--- Set exercise ---
Copy out the lines of the data below, from the line containing "tortoise-eye (212, 528, 228, 544)" through the line containing "Itemize the components", both lines included, with no changes.

--- The data ---
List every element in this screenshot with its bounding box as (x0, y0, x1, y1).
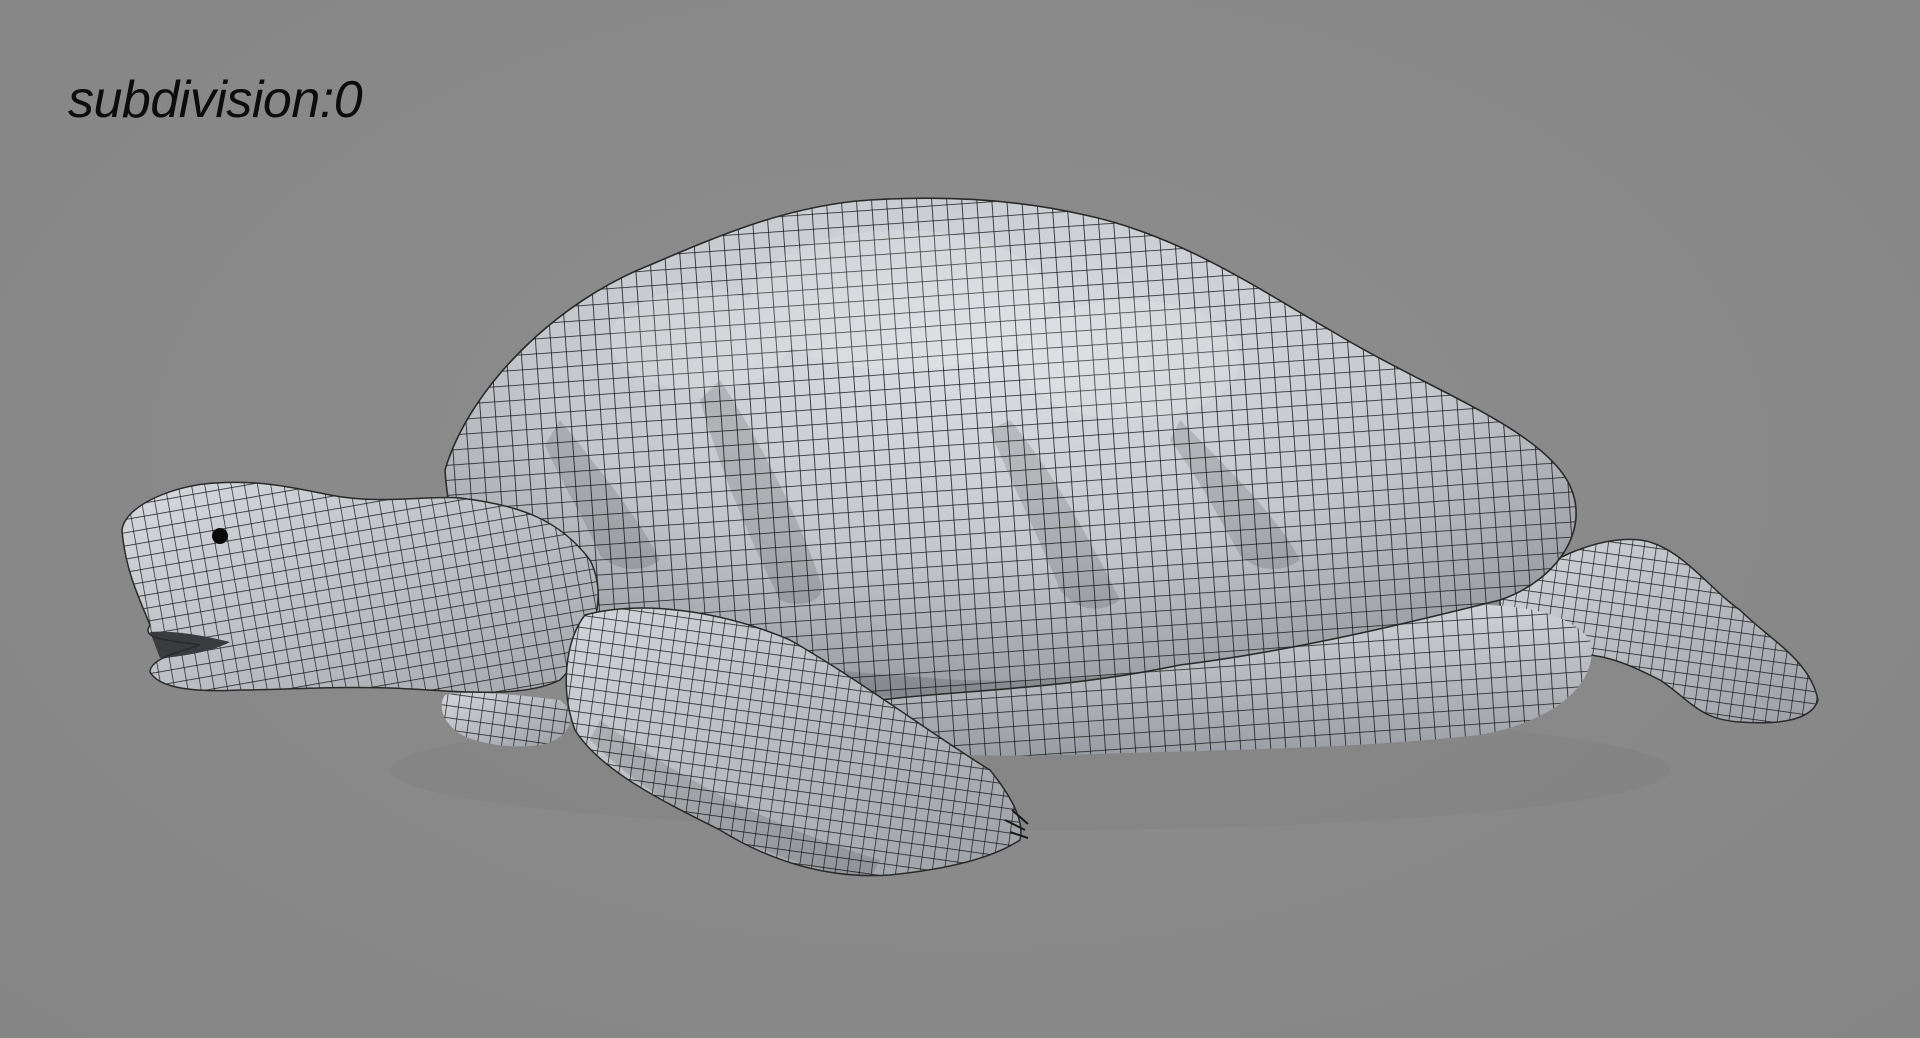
tortoise-eye (212, 528, 228, 544)
render-viewport: subdivision:0 (0, 0, 1920, 1038)
tortoise-wireframe-render (121, 197, 1819, 877)
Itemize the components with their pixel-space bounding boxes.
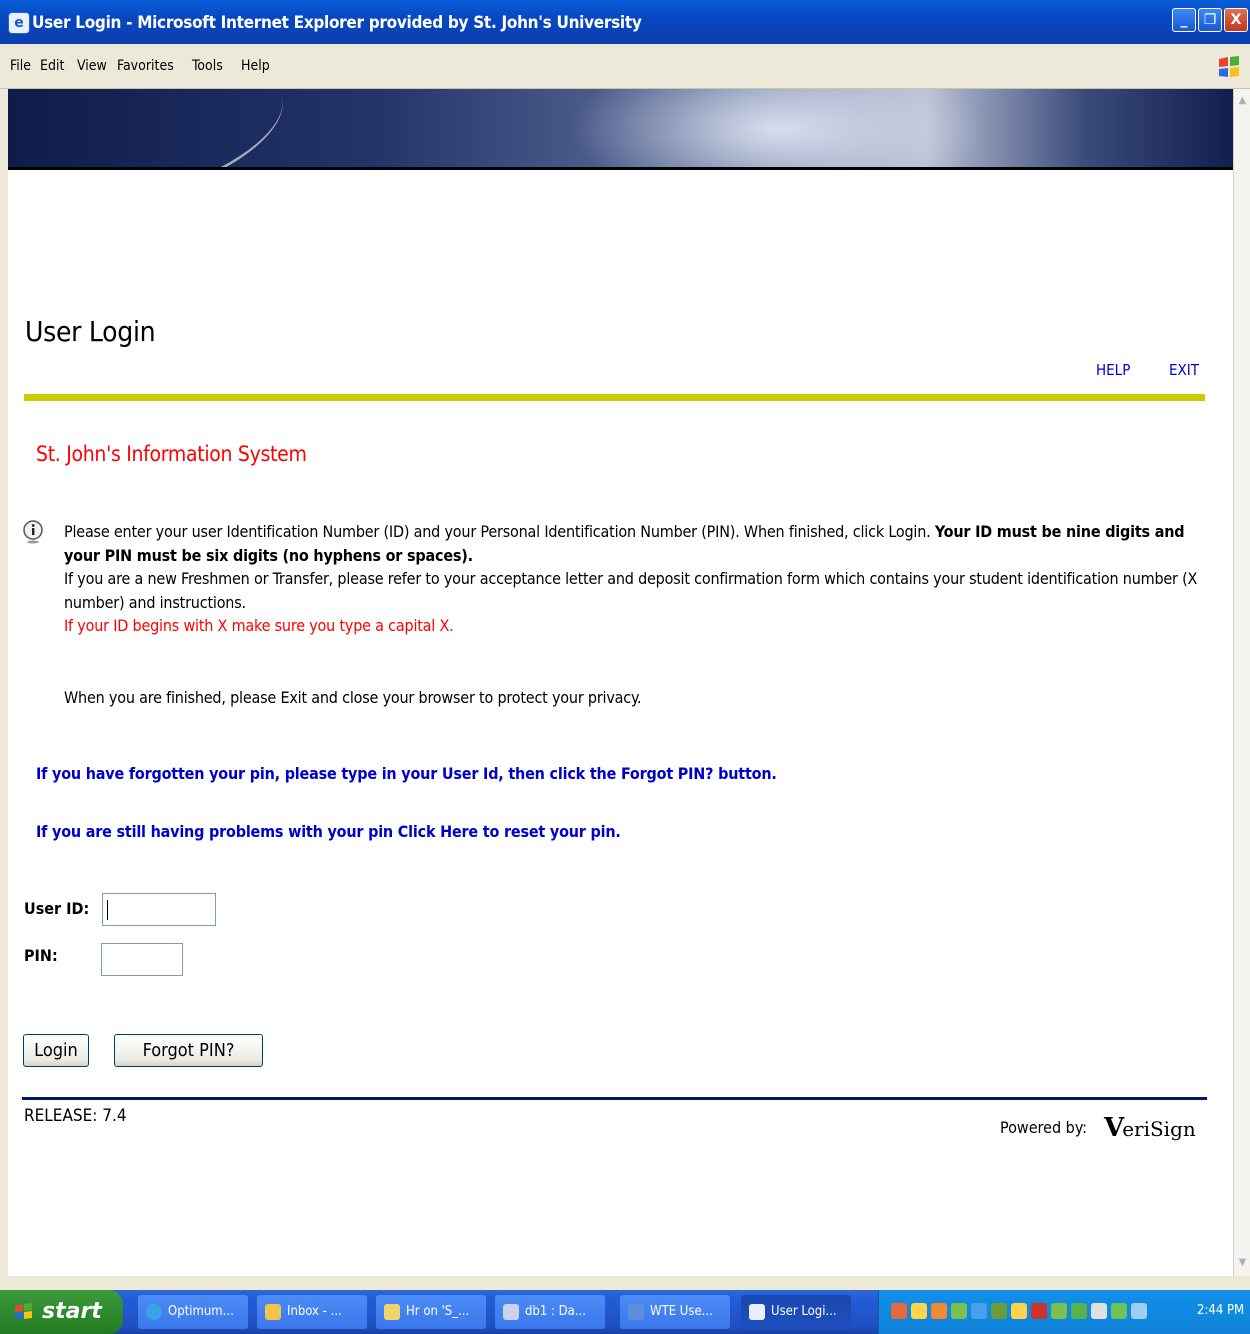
menu-favorites[interactable]: Favorites <box>117 58 174 74</box>
banner-divider <box>8 167 1233 170</box>
menu-bar: File Edit View Favorites Tools Help <box>0 44 1250 89</box>
info-capital-x-warning: If your ID begins with X make sure you t… <box>64 616 454 635</box>
help-link[interactable]: HELP <box>1096 361 1130 379</box>
reset-pin-link[interactable]: If you are still having problems with yo… <box>36 822 621 841</box>
windows-flag-icon <box>1219 56 1239 77</box>
minimize-button[interactable]: _ <box>1172 8 1196 32</box>
taskbar-item-folder[interactable]: Hr on 'S_... <box>376 1295 486 1329</box>
info-text-1: Please enter your user Identification Nu… <box>64 522 931 541</box>
menu-edit[interactable]: Edit <box>40 58 64 74</box>
forgot-pin-button[interactable]: Forgot PIN? <box>114 1034 263 1067</box>
scroll-up-icon[interactable]: ▲ <box>1234 92 1250 109</box>
taskbar-item-optimum[interactable]: Optimum... <box>138 1295 248 1329</box>
spreadsheet-icon[interactable] <box>991 1303 1007 1319</box>
forgot-pin-message: If you have forgotten your pin, please t… <box>36 764 777 783</box>
system-tray: 2:44 PM <box>878 1290 1250 1334</box>
exit-link[interactable]: EXIT <box>1169 361 1199 379</box>
folder-icon <box>384 1304 400 1320</box>
verisign-logo: VeriSign <box>1104 1113 1196 1143</box>
taskbar-clock: 2:44 PM <box>1197 1303 1245 1318</box>
system-name: St. John's Information System <box>36 442 307 466</box>
user-id-input[interactable] <box>102 893 216 926</box>
mail-icon <box>265 1304 281 1320</box>
clock-app-icon[interactable] <box>931 1303 947 1319</box>
start-button[interactable]: start <box>0 1290 123 1334</box>
title-divider <box>24 394 1205 401</box>
volume-icon[interactable] <box>1131 1303 1147 1319</box>
sync-icon[interactable] <box>951 1303 967 1319</box>
info-icon <box>23 520 43 544</box>
info-text-2: If you are a new Freshmen or Transfer, p… <box>64 569 1198 612</box>
window-title: User Login - Microsoft Internet Explorer… <box>32 13 642 33</box>
security-icon[interactable] <box>911 1303 927 1319</box>
page-title: User Login <box>25 315 156 348</box>
ie-icon: e <box>8 12 30 34</box>
taskbar-item-user-login[interactable]: User Logi... <box>741 1295 851 1329</box>
taskbar-item-inbox[interactable]: Inbox - ... <box>257 1295 367 1329</box>
user-id-label: User ID: <box>24 899 90 918</box>
powered-by-label: Powered by: <box>1000 1118 1088 1137</box>
vertical-scrollbar[interactable]: ▲ ▼ <box>1233 89 1250 1276</box>
taskbar: start Optimum... Inbox - ... Hr on 'S_..… <box>0 1290 1250 1334</box>
network-icon[interactable] <box>891 1303 907 1319</box>
menu-view[interactable]: View <box>77 58 107 74</box>
finish-message: When you are finished, please Exit and c… <box>64 688 642 707</box>
menu-help[interactable]: Help <box>241 58 270 74</box>
power-icon[interactable] <box>1011 1303 1027 1319</box>
taskbar-item-wte[interactable]: WTE Use... <box>620 1295 730 1329</box>
pin-label: PIN: <box>24 946 58 965</box>
release-version: RELEASE: 7.4 <box>24 1106 127 1126</box>
word-document-icon <box>628 1304 644 1320</box>
maximize-button[interactable]: ❐ <box>1198 8 1222 32</box>
close-button[interactable]: X <box>1224 8 1248 32</box>
footer-divider <box>22 1097 1207 1100</box>
browser-icon <box>146 1304 162 1320</box>
messenger-icon[interactable] <box>1051 1303 1067 1319</box>
menu-file[interactable]: File <box>10 58 31 74</box>
mail-tray-icon[interactable] <box>1031 1303 1047 1319</box>
update-icon[interactable] <box>1111 1303 1127 1319</box>
ie-icon <box>749 1304 765 1320</box>
monitor-icon[interactable] <box>971 1303 987 1319</box>
taskbar-item-db1[interactable]: db1 : Da... <box>495 1295 605 1329</box>
windows-flag-icon <box>15 1303 32 1319</box>
display-icon[interactable] <box>1071 1303 1087 1319</box>
scroll-down-icon[interactable]: ▼ <box>1234 1254 1250 1271</box>
window-titlebar[interactable]: e User Login - Microsoft Internet Explor… <box>0 0 1250 44</box>
login-button[interactable]: Login <box>23 1034 89 1067</box>
info-message: Please enter your user Identification Nu… <box>22 520 1212 638</box>
audio-icon[interactable] <box>1091 1303 1107 1319</box>
header-banner <box>8 89 1233 167</box>
pin-input[interactable] <box>101 943 183 976</box>
database-icon <box>503 1304 519 1320</box>
text-caret <box>107 900 108 920</box>
menu-tools[interactable]: Tools <box>192 58 223 74</box>
browser-viewport: HELP EXIT User Login St. John's Informat… <box>8 89 1233 1276</box>
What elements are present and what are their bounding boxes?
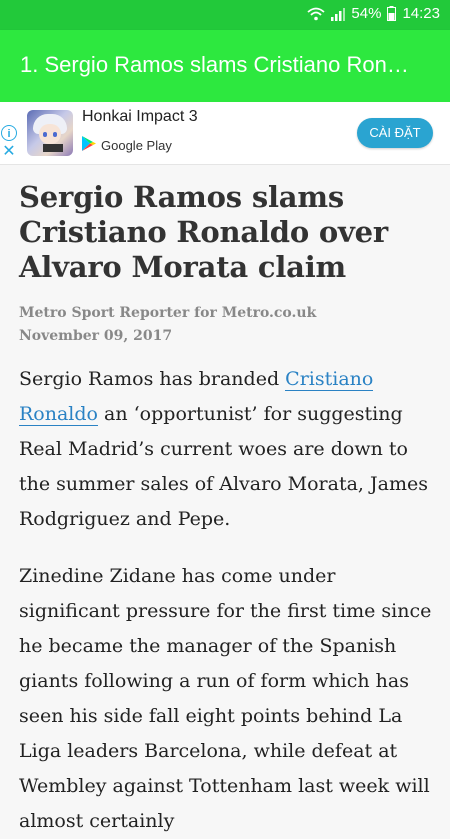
status-bar: 54% 14:23 xyxy=(0,0,450,30)
battery-icon xyxy=(387,6,397,21)
google-play-icon xyxy=(82,136,96,154)
clock: 14:23 xyxy=(402,5,440,22)
ad-store-label: Google Play xyxy=(101,137,172,153)
article-date: November 09, 2017 xyxy=(19,328,173,344)
ad-info-icon[interactable]: i xyxy=(1,125,17,141)
article-headline: Sergio Ramos slams Cristiano Ronaldo ove… xyxy=(19,180,389,284)
article-byline: Metro Sport Reporter for Metro.co.uk Nov… xyxy=(19,302,433,348)
signal-icon xyxy=(331,7,346,21)
article-author: Metro Sport Reporter for Metro.co.uk xyxy=(19,305,317,321)
article: Sergio Ramos slams Cristiano Ronaldo ove… xyxy=(19,180,433,839)
paragraph-text: Sergio Ramos has branded xyxy=(19,368,286,390)
ad-close-icon[interactable]: ✕ xyxy=(1,144,17,160)
article-paragraph-1: Sergio Ramos has branded Cristiano Ronal… xyxy=(19,362,433,537)
ad-store-badge: Google Play xyxy=(82,136,172,154)
article-paragraph-2: Zinedine Zidane has come under significa… xyxy=(19,565,432,832)
ad-install-button[interactable]: CÀI ĐẶT xyxy=(357,118,433,148)
app-bar-title: 1. Sergio Ramos slams Cristiano Ronaldo … xyxy=(20,52,420,77)
ad-app-name[interactable]: Honkai Impact 3 xyxy=(82,108,198,126)
ad-app-icon[interactable] xyxy=(27,110,73,156)
wifi-icon xyxy=(307,7,326,21)
status-icons: 54% 14:23 xyxy=(307,5,440,22)
app-bar: 1. Sergio Ramos slams Cristiano Ronaldo … xyxy=(0,30,450,102)
battery-percent: 54% xyxy=(351,5,382,22)
ad-banner[interactable]: i ✕ Honkai Impact 3 Google Play CÀI ĐẶT xyxy=(0,102,450,165)
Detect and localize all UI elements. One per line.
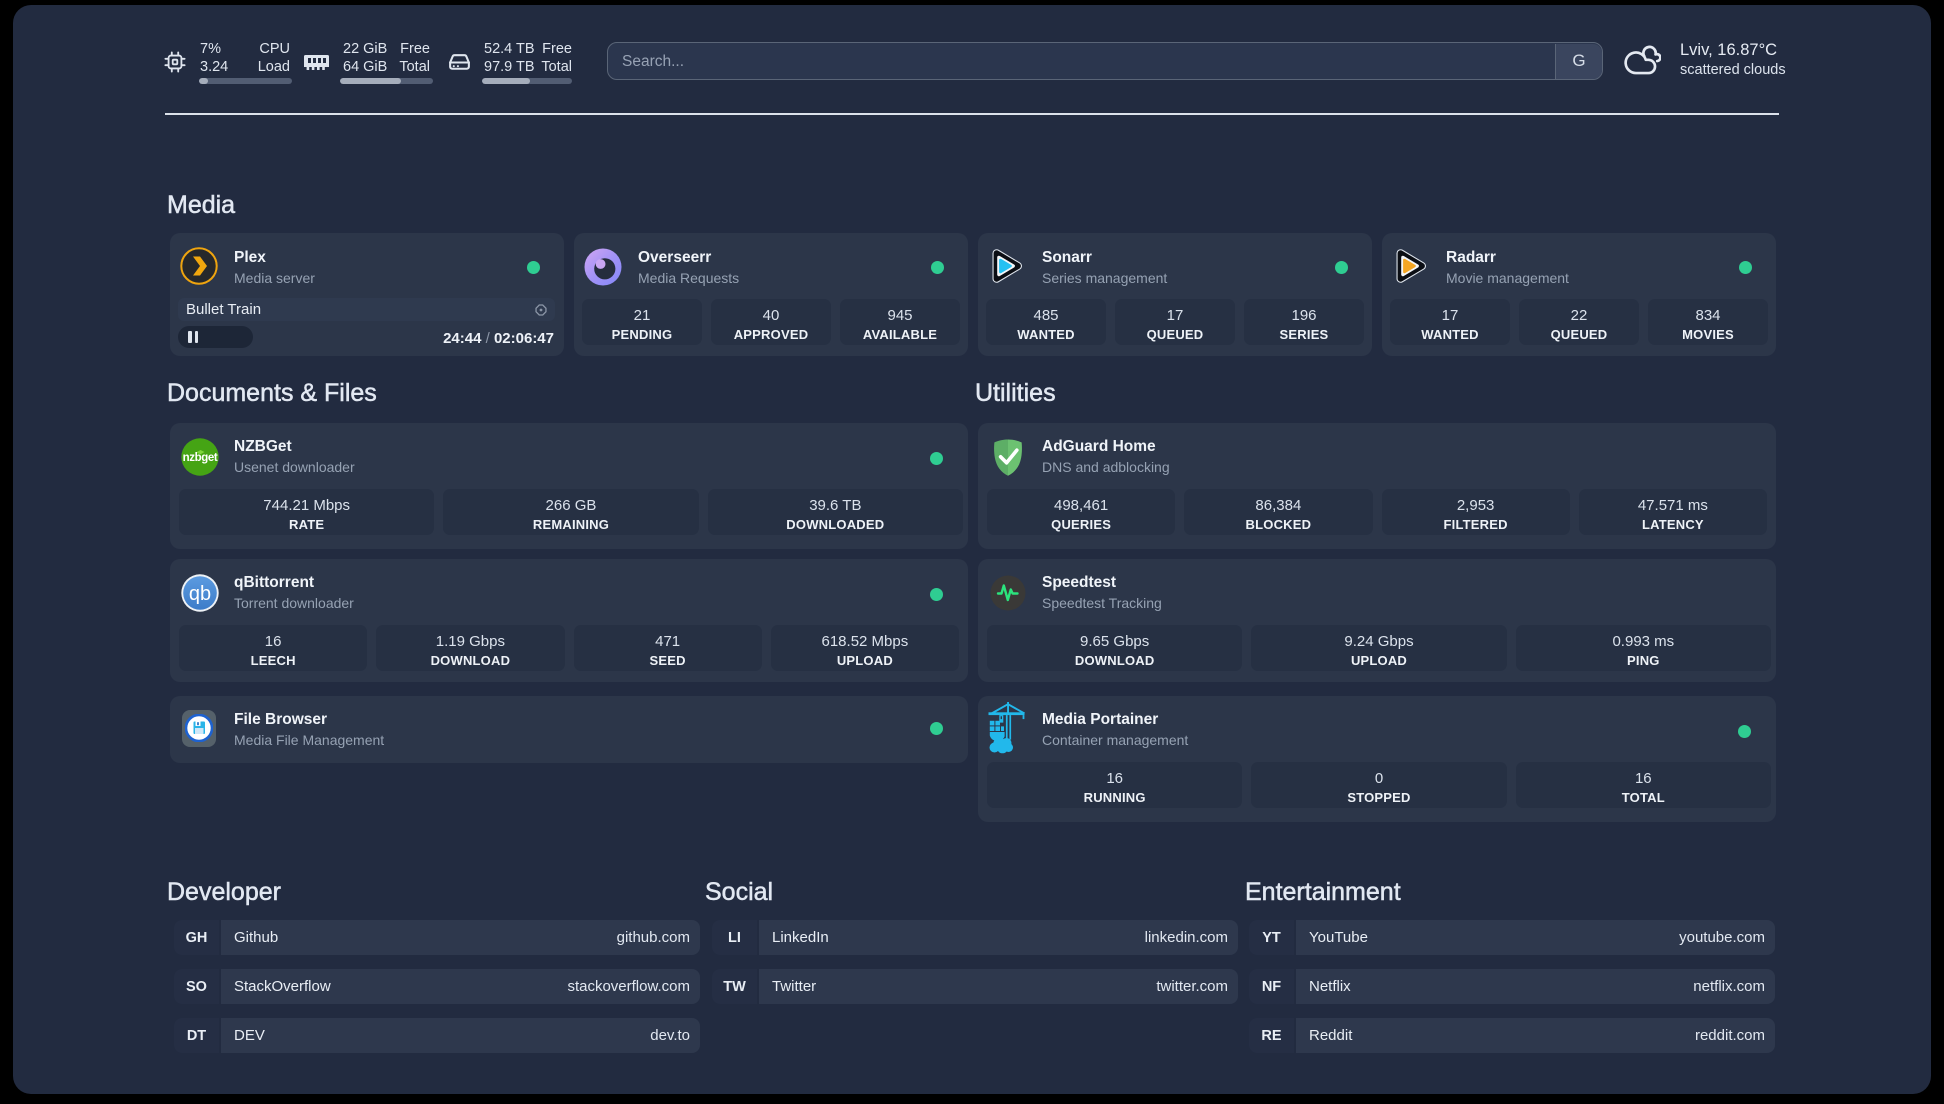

--- Exercise answer ---
tortoise-eye (212, 528, 228, 544)
render-viewport: subdivision:0 (0, 0, 1920, 1038)
tortoise-wireframe-render (121, 197, 1819, 877)
Itemize the components with their pixel-space bounding boxes.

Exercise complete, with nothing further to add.